>>>

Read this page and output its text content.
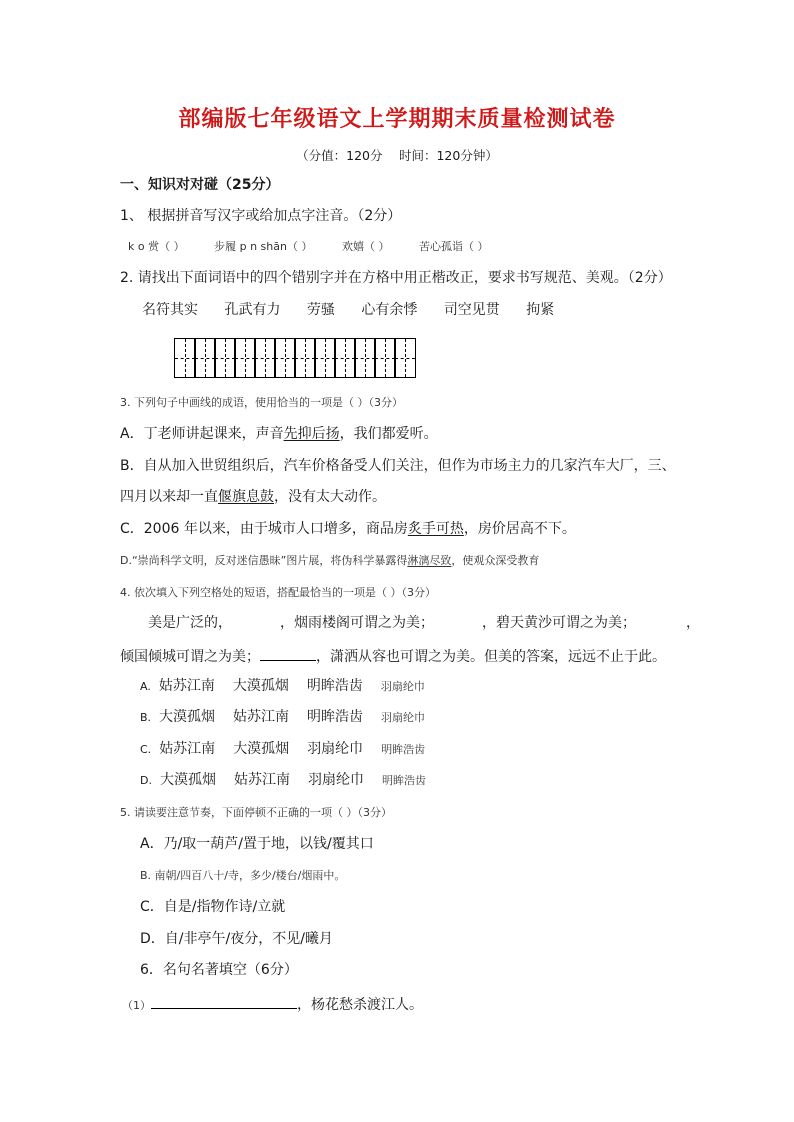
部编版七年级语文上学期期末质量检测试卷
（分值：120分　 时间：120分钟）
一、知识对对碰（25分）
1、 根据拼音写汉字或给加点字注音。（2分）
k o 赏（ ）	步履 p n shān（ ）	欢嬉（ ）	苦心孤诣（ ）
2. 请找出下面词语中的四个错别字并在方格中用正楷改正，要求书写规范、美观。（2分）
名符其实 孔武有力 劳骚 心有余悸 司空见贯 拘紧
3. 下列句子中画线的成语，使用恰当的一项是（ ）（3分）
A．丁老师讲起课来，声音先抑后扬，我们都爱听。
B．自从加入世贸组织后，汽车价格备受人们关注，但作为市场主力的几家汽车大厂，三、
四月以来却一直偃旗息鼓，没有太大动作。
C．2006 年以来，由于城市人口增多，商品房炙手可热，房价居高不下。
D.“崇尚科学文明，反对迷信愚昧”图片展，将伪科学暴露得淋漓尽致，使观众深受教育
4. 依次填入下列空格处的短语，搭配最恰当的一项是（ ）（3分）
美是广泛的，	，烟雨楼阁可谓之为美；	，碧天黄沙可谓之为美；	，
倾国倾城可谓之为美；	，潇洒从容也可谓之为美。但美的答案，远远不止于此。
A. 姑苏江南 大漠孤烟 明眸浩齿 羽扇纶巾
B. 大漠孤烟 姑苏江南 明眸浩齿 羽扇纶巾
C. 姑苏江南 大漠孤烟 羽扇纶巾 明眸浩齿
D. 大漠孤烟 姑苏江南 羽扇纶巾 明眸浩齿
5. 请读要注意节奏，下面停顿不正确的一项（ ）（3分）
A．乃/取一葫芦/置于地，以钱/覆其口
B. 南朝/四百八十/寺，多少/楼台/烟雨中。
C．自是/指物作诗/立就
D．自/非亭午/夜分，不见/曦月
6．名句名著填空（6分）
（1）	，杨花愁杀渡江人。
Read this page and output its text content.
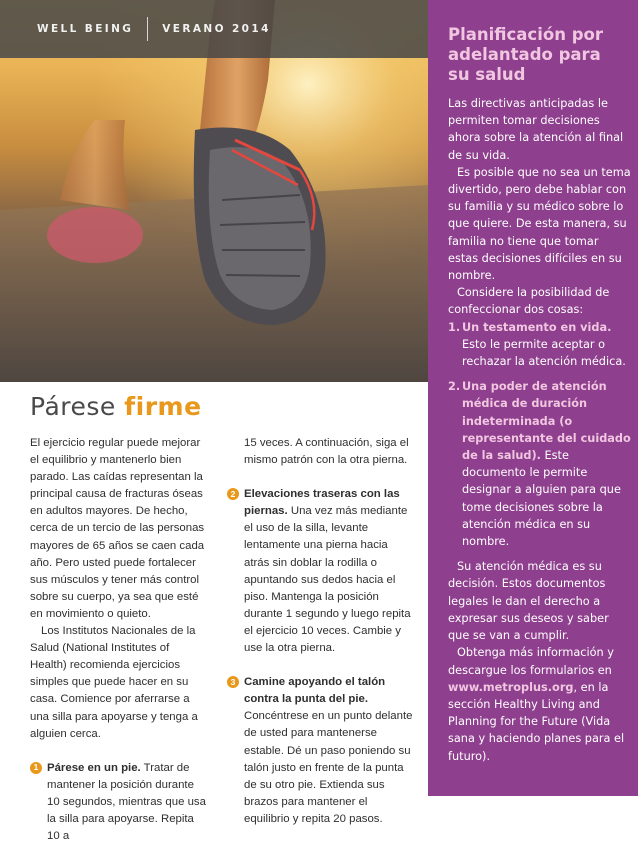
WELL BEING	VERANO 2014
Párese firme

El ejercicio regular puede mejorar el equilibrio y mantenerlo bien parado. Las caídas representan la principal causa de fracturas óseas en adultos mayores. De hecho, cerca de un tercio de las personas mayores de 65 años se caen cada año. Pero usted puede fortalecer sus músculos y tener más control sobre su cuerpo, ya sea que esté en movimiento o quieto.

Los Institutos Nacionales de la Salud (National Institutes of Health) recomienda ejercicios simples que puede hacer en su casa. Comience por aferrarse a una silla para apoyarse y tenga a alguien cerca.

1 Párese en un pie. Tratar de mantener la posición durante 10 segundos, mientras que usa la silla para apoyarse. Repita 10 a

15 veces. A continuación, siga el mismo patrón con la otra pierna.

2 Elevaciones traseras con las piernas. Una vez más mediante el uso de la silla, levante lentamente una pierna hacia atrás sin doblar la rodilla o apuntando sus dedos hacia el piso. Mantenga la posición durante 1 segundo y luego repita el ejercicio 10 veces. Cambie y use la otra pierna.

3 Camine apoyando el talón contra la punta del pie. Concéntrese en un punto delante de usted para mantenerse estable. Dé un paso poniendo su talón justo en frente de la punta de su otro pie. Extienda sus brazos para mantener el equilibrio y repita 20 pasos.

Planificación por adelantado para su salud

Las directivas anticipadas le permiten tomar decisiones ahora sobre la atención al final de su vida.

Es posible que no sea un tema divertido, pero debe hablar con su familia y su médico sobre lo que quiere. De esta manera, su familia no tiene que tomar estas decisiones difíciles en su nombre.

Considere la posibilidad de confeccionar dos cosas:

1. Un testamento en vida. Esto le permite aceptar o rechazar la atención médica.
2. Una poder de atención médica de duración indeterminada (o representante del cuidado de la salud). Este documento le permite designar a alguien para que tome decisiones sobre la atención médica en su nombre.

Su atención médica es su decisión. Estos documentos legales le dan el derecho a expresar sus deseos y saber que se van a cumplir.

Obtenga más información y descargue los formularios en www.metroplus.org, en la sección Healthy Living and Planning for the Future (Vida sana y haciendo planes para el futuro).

<<<
>>>

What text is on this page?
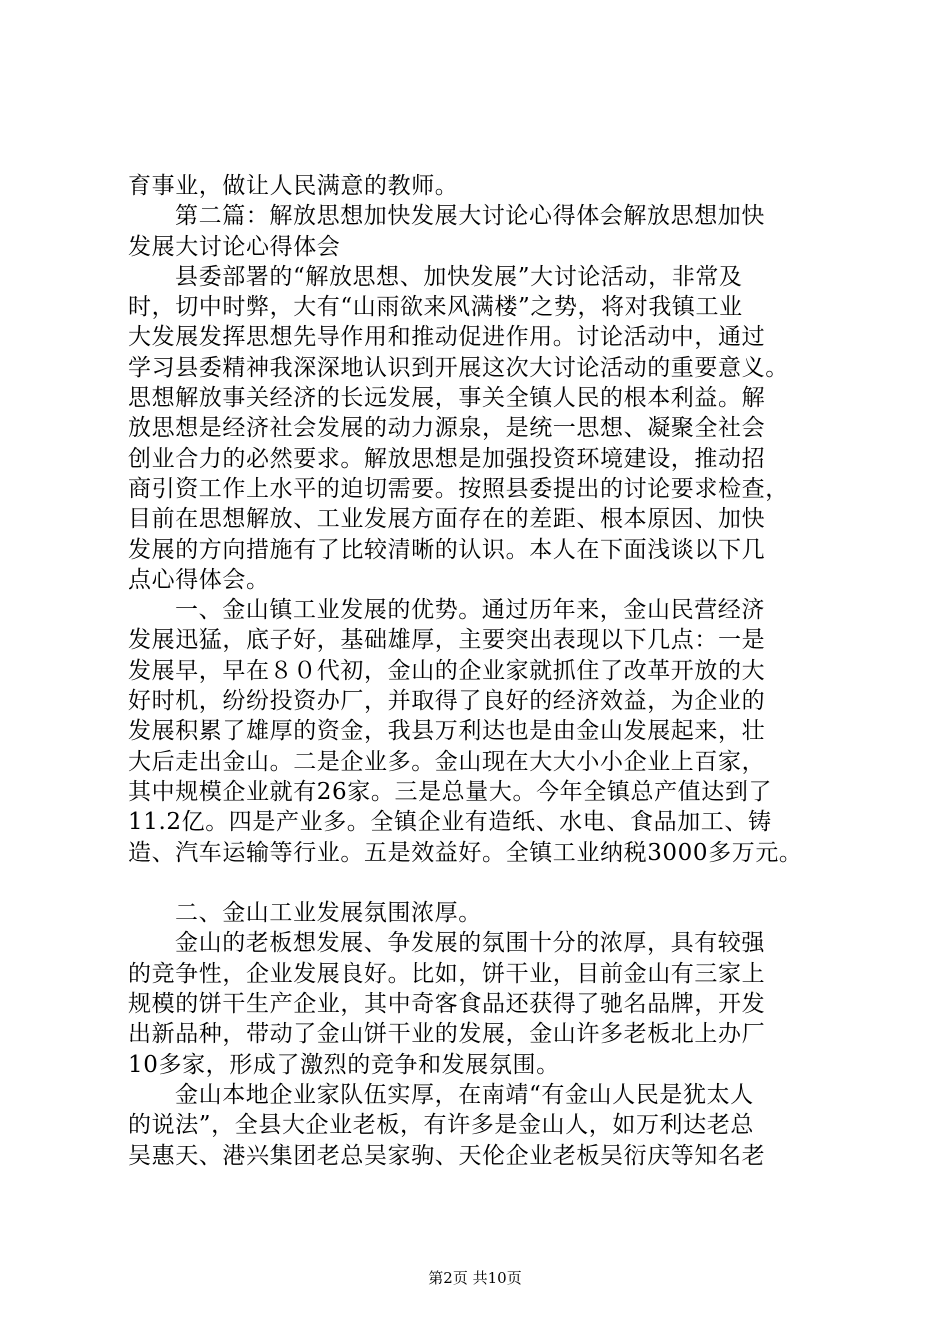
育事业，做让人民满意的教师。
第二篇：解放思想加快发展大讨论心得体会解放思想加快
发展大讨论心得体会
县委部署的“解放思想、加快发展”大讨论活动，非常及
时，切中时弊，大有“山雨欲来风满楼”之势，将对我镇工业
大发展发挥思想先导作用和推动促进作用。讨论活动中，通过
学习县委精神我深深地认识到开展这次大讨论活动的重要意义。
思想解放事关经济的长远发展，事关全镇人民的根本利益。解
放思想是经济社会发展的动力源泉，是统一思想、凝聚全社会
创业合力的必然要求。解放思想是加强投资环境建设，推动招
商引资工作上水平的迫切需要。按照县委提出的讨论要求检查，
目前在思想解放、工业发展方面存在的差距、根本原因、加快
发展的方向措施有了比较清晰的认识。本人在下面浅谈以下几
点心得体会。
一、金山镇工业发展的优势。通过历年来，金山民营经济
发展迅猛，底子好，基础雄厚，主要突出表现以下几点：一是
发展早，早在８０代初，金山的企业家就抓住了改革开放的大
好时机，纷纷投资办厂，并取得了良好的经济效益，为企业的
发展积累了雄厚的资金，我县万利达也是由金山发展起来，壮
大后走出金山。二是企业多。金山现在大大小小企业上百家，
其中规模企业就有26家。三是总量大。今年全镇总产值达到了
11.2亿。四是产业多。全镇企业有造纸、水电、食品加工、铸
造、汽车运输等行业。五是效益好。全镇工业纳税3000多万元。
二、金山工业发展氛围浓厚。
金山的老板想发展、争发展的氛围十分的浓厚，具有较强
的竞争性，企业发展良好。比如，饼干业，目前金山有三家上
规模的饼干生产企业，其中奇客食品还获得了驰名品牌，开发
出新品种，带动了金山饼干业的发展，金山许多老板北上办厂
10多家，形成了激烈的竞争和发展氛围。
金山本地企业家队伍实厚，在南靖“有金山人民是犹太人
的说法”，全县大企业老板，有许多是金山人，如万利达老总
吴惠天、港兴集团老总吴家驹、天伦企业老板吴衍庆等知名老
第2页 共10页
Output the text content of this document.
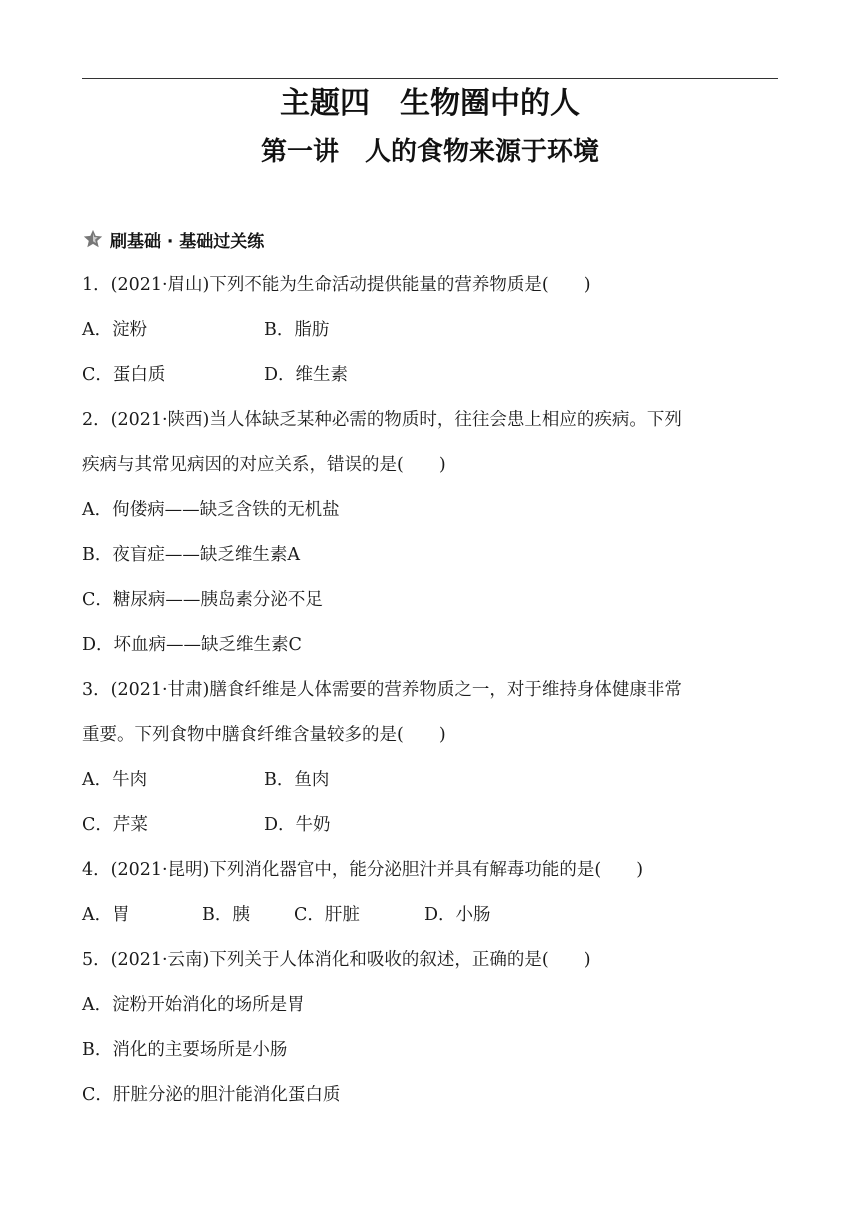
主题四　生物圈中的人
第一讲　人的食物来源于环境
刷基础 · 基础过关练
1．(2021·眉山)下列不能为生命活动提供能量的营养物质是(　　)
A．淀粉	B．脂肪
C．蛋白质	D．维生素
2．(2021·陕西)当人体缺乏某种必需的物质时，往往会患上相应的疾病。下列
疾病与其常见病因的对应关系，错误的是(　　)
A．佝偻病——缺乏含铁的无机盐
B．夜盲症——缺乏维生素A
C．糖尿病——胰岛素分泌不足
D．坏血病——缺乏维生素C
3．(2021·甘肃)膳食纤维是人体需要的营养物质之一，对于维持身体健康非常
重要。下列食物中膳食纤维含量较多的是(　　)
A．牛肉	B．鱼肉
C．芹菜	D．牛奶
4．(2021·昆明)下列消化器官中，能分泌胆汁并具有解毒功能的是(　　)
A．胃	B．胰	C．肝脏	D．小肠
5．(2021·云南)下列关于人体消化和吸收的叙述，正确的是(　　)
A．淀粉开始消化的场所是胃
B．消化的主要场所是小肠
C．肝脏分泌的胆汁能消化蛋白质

<<<

- Task directions
Which lines contain the word "大漠孤烟"? Copy each one.

- Answer for the task
A. 姑苏江南 大漠孤烟 明眸浩齿 羽扇纶巾
B. 大漠孤烟 姑苏江南 明眸浩齿 羽扇纶巾
C. 姑苏江南 大漠孤烟 羽扇纶巾 明眸浩齿
D. 大漠孤烟 姑苏江南 羽扇纶巾 明眸浩齿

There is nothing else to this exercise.